» PROBLEM STATEMENT
All of the lines below are to be transcribed faithfully, with pictures excluded from the copy.

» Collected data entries
-- Start --

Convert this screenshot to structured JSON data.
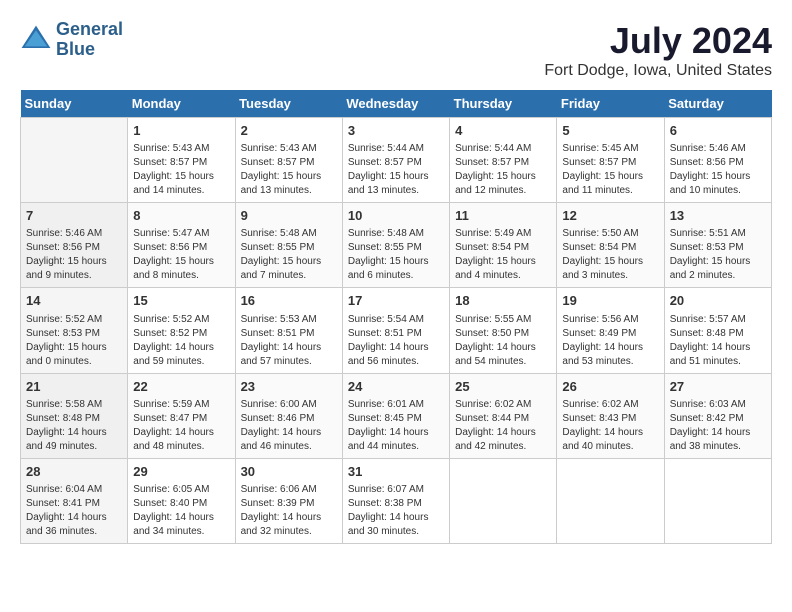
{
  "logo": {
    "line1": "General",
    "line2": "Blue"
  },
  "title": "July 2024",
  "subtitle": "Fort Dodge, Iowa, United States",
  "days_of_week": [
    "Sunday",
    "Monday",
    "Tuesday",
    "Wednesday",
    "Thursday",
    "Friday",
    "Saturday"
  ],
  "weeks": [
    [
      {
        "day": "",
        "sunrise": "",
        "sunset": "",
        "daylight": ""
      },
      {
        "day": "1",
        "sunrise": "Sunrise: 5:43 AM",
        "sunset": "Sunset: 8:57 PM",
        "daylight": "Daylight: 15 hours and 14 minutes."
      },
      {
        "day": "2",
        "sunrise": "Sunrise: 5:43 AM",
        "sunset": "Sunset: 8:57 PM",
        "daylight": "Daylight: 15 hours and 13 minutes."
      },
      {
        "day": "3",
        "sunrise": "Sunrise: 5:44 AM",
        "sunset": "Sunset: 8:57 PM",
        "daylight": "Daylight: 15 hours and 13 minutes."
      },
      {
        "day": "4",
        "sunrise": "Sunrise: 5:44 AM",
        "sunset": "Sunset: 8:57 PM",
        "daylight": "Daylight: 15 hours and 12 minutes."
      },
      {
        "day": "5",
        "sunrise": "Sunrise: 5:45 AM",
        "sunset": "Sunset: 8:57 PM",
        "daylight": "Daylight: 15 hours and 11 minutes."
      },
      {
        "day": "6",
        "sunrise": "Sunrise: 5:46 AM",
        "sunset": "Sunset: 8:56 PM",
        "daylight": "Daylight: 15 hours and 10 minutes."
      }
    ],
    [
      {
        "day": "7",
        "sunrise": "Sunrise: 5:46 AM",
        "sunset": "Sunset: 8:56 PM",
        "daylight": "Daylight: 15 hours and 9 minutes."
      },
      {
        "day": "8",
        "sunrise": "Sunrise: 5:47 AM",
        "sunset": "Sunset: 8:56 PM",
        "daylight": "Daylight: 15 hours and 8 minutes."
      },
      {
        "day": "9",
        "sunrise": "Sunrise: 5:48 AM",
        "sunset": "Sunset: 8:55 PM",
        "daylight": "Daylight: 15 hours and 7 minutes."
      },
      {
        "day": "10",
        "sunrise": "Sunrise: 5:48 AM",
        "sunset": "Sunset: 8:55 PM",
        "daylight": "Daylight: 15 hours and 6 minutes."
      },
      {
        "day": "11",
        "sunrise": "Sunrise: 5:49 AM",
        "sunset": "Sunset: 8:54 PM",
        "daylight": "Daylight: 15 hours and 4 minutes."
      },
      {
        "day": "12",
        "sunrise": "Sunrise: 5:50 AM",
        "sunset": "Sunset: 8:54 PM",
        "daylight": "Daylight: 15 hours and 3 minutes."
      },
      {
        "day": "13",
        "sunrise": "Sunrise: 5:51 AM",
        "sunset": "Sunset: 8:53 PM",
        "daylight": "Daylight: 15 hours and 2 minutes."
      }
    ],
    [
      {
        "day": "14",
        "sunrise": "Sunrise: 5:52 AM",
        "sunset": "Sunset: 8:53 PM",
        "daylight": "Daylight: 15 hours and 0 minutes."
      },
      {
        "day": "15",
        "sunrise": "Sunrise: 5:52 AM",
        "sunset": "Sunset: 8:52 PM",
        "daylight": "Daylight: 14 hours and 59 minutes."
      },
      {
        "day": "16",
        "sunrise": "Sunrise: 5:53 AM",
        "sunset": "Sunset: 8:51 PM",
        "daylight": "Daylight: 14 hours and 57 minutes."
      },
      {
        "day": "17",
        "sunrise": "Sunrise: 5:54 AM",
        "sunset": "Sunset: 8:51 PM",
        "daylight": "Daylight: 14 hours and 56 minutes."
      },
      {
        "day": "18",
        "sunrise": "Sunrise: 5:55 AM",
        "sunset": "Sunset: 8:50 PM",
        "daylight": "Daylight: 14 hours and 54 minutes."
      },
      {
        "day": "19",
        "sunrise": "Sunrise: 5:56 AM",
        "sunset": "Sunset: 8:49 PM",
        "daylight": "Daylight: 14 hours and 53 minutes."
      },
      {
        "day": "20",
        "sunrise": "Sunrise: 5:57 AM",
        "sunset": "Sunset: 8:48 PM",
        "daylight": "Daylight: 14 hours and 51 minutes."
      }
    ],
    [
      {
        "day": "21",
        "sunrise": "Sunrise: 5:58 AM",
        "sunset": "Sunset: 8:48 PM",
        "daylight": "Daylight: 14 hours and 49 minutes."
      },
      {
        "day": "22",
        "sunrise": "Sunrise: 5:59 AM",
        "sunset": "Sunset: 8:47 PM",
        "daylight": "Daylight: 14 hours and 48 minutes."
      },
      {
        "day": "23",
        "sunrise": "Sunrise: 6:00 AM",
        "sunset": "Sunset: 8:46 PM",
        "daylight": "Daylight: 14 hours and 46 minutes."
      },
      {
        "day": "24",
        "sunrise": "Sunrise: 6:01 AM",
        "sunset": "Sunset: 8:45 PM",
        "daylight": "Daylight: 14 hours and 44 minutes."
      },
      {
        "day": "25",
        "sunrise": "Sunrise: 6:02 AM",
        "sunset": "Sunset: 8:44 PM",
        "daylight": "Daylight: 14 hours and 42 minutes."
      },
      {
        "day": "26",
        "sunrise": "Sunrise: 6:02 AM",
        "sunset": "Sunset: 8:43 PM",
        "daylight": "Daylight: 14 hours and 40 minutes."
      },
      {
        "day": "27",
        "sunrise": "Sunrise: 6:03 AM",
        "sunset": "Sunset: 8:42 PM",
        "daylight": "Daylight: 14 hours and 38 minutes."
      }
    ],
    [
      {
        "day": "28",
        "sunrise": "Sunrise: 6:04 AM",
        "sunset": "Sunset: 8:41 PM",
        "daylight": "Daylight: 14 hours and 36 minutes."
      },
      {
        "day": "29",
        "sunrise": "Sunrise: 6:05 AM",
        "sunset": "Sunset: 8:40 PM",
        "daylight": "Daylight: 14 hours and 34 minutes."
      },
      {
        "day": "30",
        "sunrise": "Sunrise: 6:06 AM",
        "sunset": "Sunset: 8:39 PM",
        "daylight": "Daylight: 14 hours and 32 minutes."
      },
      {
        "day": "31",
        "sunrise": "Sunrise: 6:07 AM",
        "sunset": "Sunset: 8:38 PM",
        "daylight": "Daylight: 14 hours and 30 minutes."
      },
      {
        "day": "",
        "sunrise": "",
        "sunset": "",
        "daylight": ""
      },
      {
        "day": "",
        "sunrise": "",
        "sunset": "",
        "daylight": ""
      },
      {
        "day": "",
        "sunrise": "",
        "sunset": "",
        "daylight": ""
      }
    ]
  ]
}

-- End --

» TASK RESPONSE
Convert this screenshot to structured JSON data.
{
  "logo": {
    "line1": "General",
    "line2": "Blue"
  },
  "title": "July 2024",
  "subtitle": "Fort Dodge, Iowa, United States",
  "days_of_week": [
    "Sunday",
    "Monday",
    "Tuesday",
    "Wednesday",
    "Thursday",
    "Friday",
    "Saturday"
  ],
  "weeks": [
    [
      {
        "day": "",
        "sunrise": "",
        "sunset": "",
        "daylight": ""
      },
      {
        "day": "1",
        "sunrise": "Sunrise: 5:43 AM",
        "sunset": "Sunset: 8:57 PM",
        "daylight": "Daylight: 15 hours and 14 minutes."
      },
      {
        "day": "2",
        "sunrise": "Sunrise: 5:43 AM",
        "sunset": "Sunset: 8:57 PM",
        "daylight": "Daylight: 15 hours and 13 minutes."
      },
      {
        "day": "3",
        "sunrise": "Sunrise: 5:44 AM",
        "sunset": "Sunset: 8:57 PM",
        "daylight": "Daylight: 15 hours and 13 minutes."
      },
      {
        "day": "4",
        "sunrise": "Sunrise: 5:44 AM",
        "sunset": "Sunset: 8:57 PM",
        "daylight": "Daylight: 15 hours and 12 minutes."
      },
      {
        "day": "5",
        "sunrise": "Sunrise: 5:45 AM",
        "sunset": "Sunset: 8:57 PM",
        "daylight": "Daylight: 15 hours and 11 minutes."
      },
      {
        "day": "6",
        "sunrise": "Sunrise: 5:46 AM",
        "sunset": "Sunset: 8:56 PM",
        "daylight": "Daylight: 15 hours and 10 minutes."
      }
    ],
    [
      {
        "day": "7",
        "sunrise": "Sunrise: 5:46 AM",
        "sunset": "Sunset: 8:56 PM",
        "daylight": "Daylight: 15 hours and 9 minutes."
      },
      {
        "day": "8",
        "sunrise": "Sunrise: 5:47 AM",
        "sunset": "Sunset: 8:56 PM",
        "daylight": "Daylight: 15 hours and 8 minutes."
      },
      {
        "day": "9",
        "sunrise": "Sunrise: 5:48 AM",
        "sunset": "Sunset: 8:55 PM",
        "daylight": "Daylight: 15 hours and 7 minutes."
      },
      {
        "day": "10",
        "sunrise": "Sunrise: 5:48 AM",
        "sunset": "Sunset: 8:55 PM",
        "daylight": "Daylight: 15 hours and 6 minutes."
      },
      {
        "day": "11",
        "sunrise": "Sunrise: 5:49 AM",
        "sunset": "Sunset: 8:54 PM",
        "daylight": "Daylight: 15 hours and 4 minutes."
      },
      {
        "day": "12",
        "sunrise": "Sunrise: 5:50 AM",
        "sunset": "Sunset: 8:54 PM",
        "daylight": "Daylight: 15 hours and 3 minutes."
      },
      {
        "day": "13",
        "sunrise": "Sunrise: 5:51 AM",
        "sunset": "Sunset: 8:53 PM",
        "daylight": "Daylight: 15 hours and 2 minutes."
      }
    ],
    [
      {
        "day": "14",
        "sunrise": "Sunrise: 5:52 AM",
        "sunset": "Sunset: 8:53 PM",
        "daylight": "Daylight: 15 hours and 0 minutes."
      },
      {
        "day": "15",
        "sunrise": "Sunrise: 5:52 AM",
        "sunset": "Sunset: 8:52 PM",
        "daylight": "Daylight: 14 hours and 59 minutes."
      },
      {
        "day": "16",
        "sunrise": "Sunrise: 5:53 AM",
        "sunset": "Sunset: 8:51 PM",
        "daylight": "Daylight: 14 hours and 57 minutes."
      },
      {
        "day": "17",
        "sunrise": "Sunrise: 5:54 AM",
        "sunset": "Sunset: 8:51 PM",
        "daylight": "Daylight: 14 hours and 56 minutes."
      },
      {
        "day": "18",
        "sunrise": "Sunrise: 5:55 AM",
        "sunset": "Sunset: 8:50 PM",
        "daylight": "Daylight: 14 hours and 54 minutes."
      },
      {
        "day": "19",
        "sunrise": "Sunrise: 5:56 AM",
        "sunset": "Sunset: 8:49 PM",
        "daylight": "Daylight: 14 hours and 53 minutes."
      },
      {
        "day": "20",
        "sunrise": "Sunrise: 5:57 AM",
        "sunset": "Sunset: 8:48 PM",
        "daylight": "Daylight: 14 hours and 51 minutes."
      }
    ],
    [
      {
        "day": "21",
        "sunrise": "Sunrise: 5:58 AM",
        "sunset": "Sunset: 8:48 PM",
        "daylight": "Daylight: 14 hours and 49 minutes."
      },
      {
        "day": "22",
        "sunrise": "Sunrise: 5:59 AM",
        "sunset": "Sunset: 8:47 PM",
        "daylight": "Daylight: 14 hours and 48 minutes."
      },
      {
        "day": "23",
        "sunrise": "Sunrise: 6:00 AM",
        "sunset": "Sunset: 8:46 PM",
        "daylight": "Daylight: 14 hours and 46 minutes."
      },
      {
        "day": "24",
        "sunrise": "Sunrise: 6:01 AM",
        "sunset": "Sunset: 8:45 PM",
        "daylight": "Daylight: 14 hours and 44 minutes."
      },
      {
        "day": "25",
        "sunrise": "Sunrise: 6:02 AM",
        "sunset": "Sunset: 8:44 PM",
        "daylight": "Daylight: 14 hours and 42 minutes."
      },
      {
        "day": "26",
        "sunrise": "Sunrise: 6:02 AM",
        "sunset": "Sunset: 8:43 PM",
        "daylight": "Daylight: 14 hours and 40 minutes."
      },
      {
        "day": "27",
        "sunrise": "Sunrise: 6:03 AM",
        "sunset": "Sunset: 8:42 PM",
        "daylight": "Daylight: 14 hours and 38 minutes."
      }
    ],
    [
      {
        "day": "28",
        "sunrise": "Sunrise: 6:04 AM",
        "sunset": "Sunset: 8:41 PM",
        "daylight": "Daylight: 14 hours and 36 minutes."
      },
      {
        "day": "29",
        "sunrise": "Sunrise: 6:05 AM",
        "sunset": "Sunset: 8:40 PM",
        "daylight": "Daylight: 14 hours and 34 minutes."
      },
      {
        "day": "30",
        "sunrise": "Sunrise: 6:06 AM",
        "sunset": "Sunset: 8:39 PM",
        "daylight": "Daylight: 14 hours and 32 minutes."
      },
      {
        "day": "31",
        "sunrise": "Sunrise: 6:07 AM",
        "sunset": "Sunset: 8:38 PM",
        "daylight": "Daylight: 14 hours and 30 minutes."
      },
      {
        "day": "",
        "sunrise": "",
        "sunset": "",
        "daylight": ""
      },
      {
        "day": "",
        "sunrise": "",
        "sunset": "",
        "daylight": ""
      },
      {
        "day": "",
        "sunrise": "",
        "sunset": "",
        "daylight": ""
      }
    ]
  ]
}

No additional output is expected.